WRITTEN INSTRUCTION | Copy every one of these items word for word, leaving out the pictures.

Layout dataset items

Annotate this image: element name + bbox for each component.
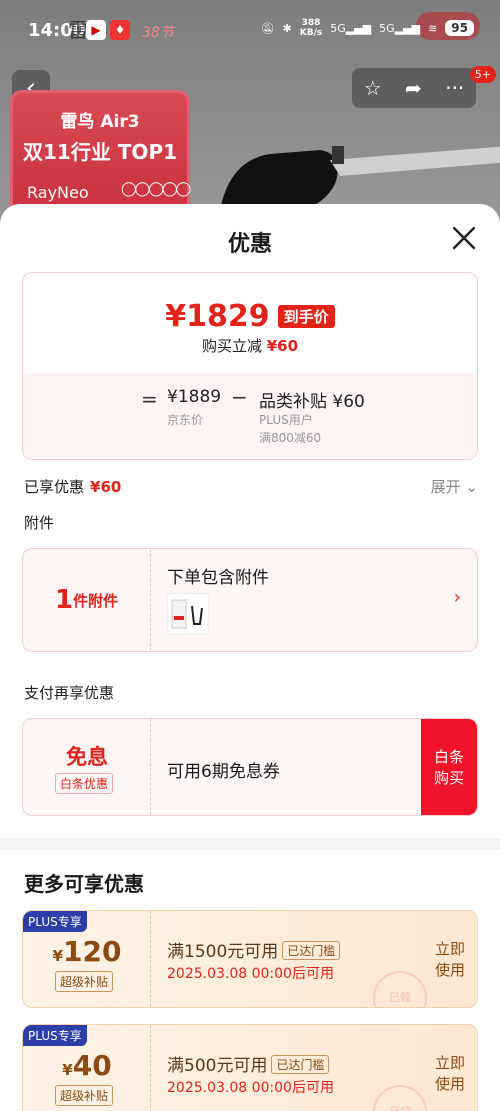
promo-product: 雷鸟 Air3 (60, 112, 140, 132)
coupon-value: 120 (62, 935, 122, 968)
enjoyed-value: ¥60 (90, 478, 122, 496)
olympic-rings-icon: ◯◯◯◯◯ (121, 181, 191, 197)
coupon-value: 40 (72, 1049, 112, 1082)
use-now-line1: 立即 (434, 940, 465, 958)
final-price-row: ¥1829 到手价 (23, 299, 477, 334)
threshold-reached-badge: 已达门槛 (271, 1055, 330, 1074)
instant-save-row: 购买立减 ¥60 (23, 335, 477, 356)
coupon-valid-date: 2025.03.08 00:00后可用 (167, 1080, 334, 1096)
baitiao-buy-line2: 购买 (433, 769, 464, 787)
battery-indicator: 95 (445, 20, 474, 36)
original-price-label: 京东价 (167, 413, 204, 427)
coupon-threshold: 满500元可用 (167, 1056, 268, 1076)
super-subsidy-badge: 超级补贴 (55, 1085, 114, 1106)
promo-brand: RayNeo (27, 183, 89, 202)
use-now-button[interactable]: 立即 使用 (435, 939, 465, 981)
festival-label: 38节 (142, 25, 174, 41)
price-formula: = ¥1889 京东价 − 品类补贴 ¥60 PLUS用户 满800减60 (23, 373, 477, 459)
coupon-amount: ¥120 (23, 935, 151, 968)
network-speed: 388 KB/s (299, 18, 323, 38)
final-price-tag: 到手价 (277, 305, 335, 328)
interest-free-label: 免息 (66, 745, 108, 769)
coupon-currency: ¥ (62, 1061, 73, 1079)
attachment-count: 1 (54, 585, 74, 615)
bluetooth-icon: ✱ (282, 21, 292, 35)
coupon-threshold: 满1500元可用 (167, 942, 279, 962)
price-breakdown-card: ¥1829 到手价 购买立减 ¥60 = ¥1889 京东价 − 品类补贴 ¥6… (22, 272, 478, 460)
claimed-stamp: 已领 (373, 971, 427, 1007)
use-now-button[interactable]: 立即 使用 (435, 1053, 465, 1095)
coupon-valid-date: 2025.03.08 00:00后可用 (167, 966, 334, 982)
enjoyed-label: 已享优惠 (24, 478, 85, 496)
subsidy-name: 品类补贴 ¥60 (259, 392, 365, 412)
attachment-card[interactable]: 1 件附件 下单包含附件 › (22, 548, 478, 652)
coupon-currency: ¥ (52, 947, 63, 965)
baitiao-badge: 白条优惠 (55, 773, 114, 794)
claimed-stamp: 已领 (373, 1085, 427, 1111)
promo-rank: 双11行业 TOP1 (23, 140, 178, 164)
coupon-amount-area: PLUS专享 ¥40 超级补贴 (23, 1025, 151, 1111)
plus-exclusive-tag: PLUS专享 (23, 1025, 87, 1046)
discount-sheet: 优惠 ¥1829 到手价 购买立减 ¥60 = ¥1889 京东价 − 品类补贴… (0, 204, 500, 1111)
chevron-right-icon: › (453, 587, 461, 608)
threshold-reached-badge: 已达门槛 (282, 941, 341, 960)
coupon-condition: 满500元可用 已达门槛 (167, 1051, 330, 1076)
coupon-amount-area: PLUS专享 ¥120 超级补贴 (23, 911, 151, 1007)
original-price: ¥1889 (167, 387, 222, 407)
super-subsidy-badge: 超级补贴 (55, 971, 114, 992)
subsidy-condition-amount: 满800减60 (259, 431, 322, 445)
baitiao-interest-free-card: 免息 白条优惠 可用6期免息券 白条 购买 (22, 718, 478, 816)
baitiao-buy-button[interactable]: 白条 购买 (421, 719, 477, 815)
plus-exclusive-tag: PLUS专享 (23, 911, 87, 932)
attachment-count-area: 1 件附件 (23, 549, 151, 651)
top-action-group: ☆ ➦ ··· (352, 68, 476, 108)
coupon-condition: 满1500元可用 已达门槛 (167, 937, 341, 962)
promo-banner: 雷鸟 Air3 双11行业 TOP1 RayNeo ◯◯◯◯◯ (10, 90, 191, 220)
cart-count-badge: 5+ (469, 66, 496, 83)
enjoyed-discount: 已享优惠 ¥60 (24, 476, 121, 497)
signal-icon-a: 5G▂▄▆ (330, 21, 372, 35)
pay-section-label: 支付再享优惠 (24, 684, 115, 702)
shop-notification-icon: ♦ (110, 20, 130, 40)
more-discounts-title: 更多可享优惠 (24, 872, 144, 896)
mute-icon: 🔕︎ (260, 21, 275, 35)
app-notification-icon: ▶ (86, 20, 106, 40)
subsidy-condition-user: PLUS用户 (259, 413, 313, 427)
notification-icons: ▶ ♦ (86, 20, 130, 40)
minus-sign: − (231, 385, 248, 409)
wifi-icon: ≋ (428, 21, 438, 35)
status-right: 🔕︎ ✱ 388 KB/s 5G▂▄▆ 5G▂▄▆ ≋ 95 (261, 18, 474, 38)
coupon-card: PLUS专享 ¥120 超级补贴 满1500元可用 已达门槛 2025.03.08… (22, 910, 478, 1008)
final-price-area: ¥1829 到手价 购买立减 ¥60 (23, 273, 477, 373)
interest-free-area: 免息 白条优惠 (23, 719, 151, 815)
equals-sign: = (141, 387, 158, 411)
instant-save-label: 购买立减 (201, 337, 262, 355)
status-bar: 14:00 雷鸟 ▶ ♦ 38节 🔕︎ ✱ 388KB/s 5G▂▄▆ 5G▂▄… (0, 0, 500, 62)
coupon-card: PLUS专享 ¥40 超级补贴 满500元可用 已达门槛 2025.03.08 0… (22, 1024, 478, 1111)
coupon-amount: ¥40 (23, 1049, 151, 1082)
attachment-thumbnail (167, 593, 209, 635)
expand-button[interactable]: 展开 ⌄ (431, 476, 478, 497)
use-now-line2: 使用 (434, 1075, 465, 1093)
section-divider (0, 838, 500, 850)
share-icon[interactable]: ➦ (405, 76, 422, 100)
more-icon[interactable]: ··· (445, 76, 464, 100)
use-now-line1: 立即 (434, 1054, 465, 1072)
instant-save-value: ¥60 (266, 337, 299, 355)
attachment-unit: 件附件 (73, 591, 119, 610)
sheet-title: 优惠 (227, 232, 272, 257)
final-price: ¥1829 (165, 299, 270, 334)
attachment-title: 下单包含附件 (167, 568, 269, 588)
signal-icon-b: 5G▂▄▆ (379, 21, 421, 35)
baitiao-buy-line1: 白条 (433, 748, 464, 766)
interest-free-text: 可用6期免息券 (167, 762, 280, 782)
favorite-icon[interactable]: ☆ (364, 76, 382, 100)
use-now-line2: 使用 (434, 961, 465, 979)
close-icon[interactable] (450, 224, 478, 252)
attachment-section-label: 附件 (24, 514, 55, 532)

SOLUTION |
Annotate this image: element name + bbox for each component.
promo-product: 雷鸟 Air3 (60, 112, 140, 132)
coupon-value: 120 (62, 935, 122, 968)
enjoyed-value: ¥60 (90, 478, 122, 496)
olympic-rings-icon: ◯◯◯◯◯ (121, 181, 191, 197)
coupon-value: 40 (72, 1049, 112, 1082)
use-now-line1: 立即 (434, 940, 465, 958)
final-price-row: ¥1829 到手价 (23, 299, 477, 334)
threshold-reached-badge: 已达门槛 (271, 1055, 330, 1074)
instant-save-row: 购买立减 ¥60 (23, 335, 477, 356)
coupon-valid-date: 2025.03.08 00:00后可用 (167, 1080, 334, 1096)
baitiao-buy-line2: 购买 (433, 769, 464, 787)
battery-indicator: 95 (445, 20, 474, 36)
original-price-label: 京东价 (167, 413, 204, 427)
coupon-threshold: 满500元可用 (167, 1056, 268, 1076)
super-subsidy-badge: 超级补贴 (55, 1085, 114, 1106)
promo-brand: RayNeo (27, 183, 89, 202)
use-now-button[interactable]: 立即 使用 (435, 939, 465, 981)
festival-label: 38节 (142, 25, 174, 41)
price-formula: = ¥1889 京东价 − 品类补贴 ¥60 PLUS用户 满800减60 (23, 373, 477, 459)
coupon-amount: ¥120 (23, 935, 151, 968)
network-speed: 388 KB/s (299, 18, 323, 38)
final-price-tag: 到手价 (277, 305, 335, 328)
interest-free-label: 免息 (66, 745, 108, 769)
coupon-currency: ¥ (62, 1061, 73, 1079)
attachment-count: 1 (54, 585, 74, 615)
bluetooth-icon: ✱ (282, 21, 292, 35)
coupon-threshold: 满1500元可用 (167, 942, 279, 962)
price-breakdown-card: ¥1829 到手价 购买立减 ¥60 = ¥1889 京东价 − 品类补贴 ¥6… (22, 272, 478, 460)
claimed-stamp: 已领 (373, 971, 427, 1007)
use-now-button[interactable]: 立即 使用 (435, 1053, 465, 1095)
coupon-valid-date: 2025.03.08 00:00后可用 (167, 966, 334, 982)
enjoyed-label: 已享优惠 (24, 478, 85, 496)
subsidy-name: 品类补贴 ¥60 (259, 392, 365, 412)
attachment-card[interactable]: 1 件附件 下单包含附件 › (22, 548, 478, 652)
coupon-currency: ¥ (52, 947, 63, 965)
baitiao-badge: 白条优惠 (55, 773, 114, 794)
claimed-stamp: 已领 (373, 1085, 427, 1111)
promo-rank: 双11行业 TOP1 (23, 140, 178, 164)
coupon-amount-area: PLUS专享 ¥40 超级补贴 (23, 1025, 151, 1111)
plus-exclusive-tag: PLUS专享 (23, 1025, 87, 1046)
discount-sheet: 优惠 ¥1829 到手价 购买立减 ¥60 = ¥1889 京东价 − 品类补贴… (0, 204, 500, 1111)
chevron-right-icon: › (453, 587, 461, 608)
threshold-reached-badge: 已达门槛 (282, 941, 341, 960)
coupon-condition: 满500元可用 已达门槛 (167, 1051, 330, 1076)
coupon-amount-area: PLUS专享 ¥120 超级补贴 (23, 911, 151, 1007)
original-price: ¥1889 (167, 387, 222, 407)
super-subsidy-badge: 超级补贴 (55, 971, 114, 992)
subsidy-condition-amount: 满800减60 (259, 431, 322, 445)
baitiao-interest-free-card: 免息 白条优惠 可用6期免息券 白条 购买 (22, 718, 478, 816)
baitiao-buy-button[interactable]: 白条 购买 (421, 719, 477, 815)
plus-exclusive-tag: PLUS专享 (23, 911, 87, 932)
attachment-count-area: 1 件附件 (23, 549, 151, 651)
top-action-group: ☆ ➦ ··· (352, 68, 476, 108)
coupon-condition: 满1500元可用 已达门槛 (167, 937, 341, 962)
promo-banner: 雷鸟 Air3 双11行业 TOP1 RayNeo ◯◯◯◯◯ (10, 90, 191, 220)
cart-count-badge: 5+ (469, 66, 496, 83)
enjoyed-discount: 已享优惠 ¥60 (24, 476, 121, 497)
signal-icon-a: 5G▂▄▆ (330, 21, 372, 35)
pay-section-label: 支付再享优惠 (24, 684, 115, 702)
shop-notification-icon: ♦ (110, 20, 130, 40)
more-discounts-title: 更多可享优惠 (24, 872, 144, 896)
mute-icon: 🔕︎ (260, 21, 275, 35)
app-notification-icon: ▶ (86, 20, 106, 40)
subsidy-condition-user: PLUS用户 (259, 413, 313, 427)
notification-icons: ▶ ♦ (86, 20, 130, 40)
minus-sign: − (231, 385, 248, 409)
wifi-icon: ≋ (428, 21, 438, 35)
status-right: 🔕︎ ✱ 388 KB/s 5G▂▄▆ 5G▂▄▆ ≋ 95 (261, 18, 474, 38)
coupon-card: PLUS专享 ¥120 超级补贴 满1500元可用 已达门槛 2025.03.08… (22, 910, 478, 1008)
final-price-area: ¥1829 到手价 购买立减 ¥60 (23, 273, 477, 373)
interest-free-area: 免息 白条优惠 (23, 719, 151, 815)
equals-sign: = (141, 387, 158, 411)
instant-save-label: 购买立减 (201, 337, 262, 355)
status-bar: 14:00 雷鸟 ▶ ♦ 38节 🔕︎ ✱ 388KB/s 5G▂▄▆ 5G▂▄… (0, 0, 500, 62)
coupon-card: PLUS专享 ¥40 超级补贴 满500元可用 已达门槛 2025.03.08 0… (22, 1024, 478, 1111)
coupon-amount: ¥40 (23, 1049, 151, 1082)
attachment-thumbnail (167, 593, 209, 635)
expand-button[interactable]: 展开 ⌄ (431, 476, 478, 497)
use-now-line2: 使用 (434, 1075, 465, 1093)
section-divider (0, 838, 500, 850)
share-icon[interactable]: ➦ (405, 76, 422, 100)
more-icon[interactable]: ··· (445, 76, 464, 100)
use-now-line1: 立即 (434, 1054, 465, 1072)
instant-save-value: ¥60 (266, 337, 299, 355)
attachment-unit: 件附件 (73, 591, 119, 610)
sheet-title: 优惠 (227, 232, 272, 257)
final-price: ¥1829 (165, 299, 270, 334)
attachment-title: 下单包含附件 (167, 568, 269, 588)
signal-icon-b: 5G▂▄▆ (379, 21, 421, 35)
baitiao-buy-line1: 白条 (433, 748, 464, 766)
interest-free-text: 可用6期免息券 (167, 762, 280, 782)
favorite-icon[interactable]: ☆ (364, 76, 382, 100)
use-now-line2: 使用 (434, 961, 465, 979)
close-icon[interactable] (450, 224, 478, 252)
attachment-section-label: 附件 (24, 514, 55, 532)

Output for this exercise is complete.